- _What is required_:
All of the data needs to be repeated exactly.

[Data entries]
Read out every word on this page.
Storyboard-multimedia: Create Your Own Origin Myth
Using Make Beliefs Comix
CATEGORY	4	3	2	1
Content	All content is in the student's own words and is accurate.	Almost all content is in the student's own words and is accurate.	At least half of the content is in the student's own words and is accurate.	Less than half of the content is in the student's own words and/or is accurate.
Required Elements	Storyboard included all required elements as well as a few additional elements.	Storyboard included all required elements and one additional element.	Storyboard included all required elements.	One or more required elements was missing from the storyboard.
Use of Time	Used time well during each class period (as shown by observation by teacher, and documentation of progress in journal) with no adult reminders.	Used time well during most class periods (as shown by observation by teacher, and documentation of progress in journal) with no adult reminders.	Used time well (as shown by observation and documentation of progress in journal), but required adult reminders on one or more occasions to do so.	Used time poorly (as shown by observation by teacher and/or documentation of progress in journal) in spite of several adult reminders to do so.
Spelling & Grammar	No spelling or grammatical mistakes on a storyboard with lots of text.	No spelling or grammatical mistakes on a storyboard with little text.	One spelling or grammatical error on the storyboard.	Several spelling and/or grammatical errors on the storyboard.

- _Response_:
Read out every word on this page.
Storyboard-multimedia: Create Your Own Origin Myth
Using Make Beliefs Comix
CATEGORY	4	3	2	1
Content	All content is in the student's own words and is accurate.	Almost all content is in the student's own words and is accurate.	At least half of the content is in the student's own words and is accurate.	Less than half of the content is in the student's own words and/or is accurate.
Required Elements	Storyboard included all required elements as well as a few additional elements.	Storyboard included all required elements and one additional element.	Storyboard included all required elements.	One or more required elements was missing from the storyboard.
Use of Time	Used time well during each class period (as shown by observation by teacher, and documentation of progress in journal) with no adult reminders.	Used time well during most class periods (as shown by observation by teacher, and documentation of progress in journal) with no adult reminders.	Used time well (as shown by observation and documentation of progress in journal), but required adult reminders on one or more occasions to do so.	Used time poorly (as shown by observation by teacher and/or documentation of progress in journal) in spite of several adult reminders to do so.
Spelling & Grammar	No spelling or grammatical mistakes on a storyboard with lots of text.	No spelling or grammatical mistakes on a storyboard with little text.	One spelling or grammatical error on the storyboard.	Several spelling and/or grammatical errors on the storyboard.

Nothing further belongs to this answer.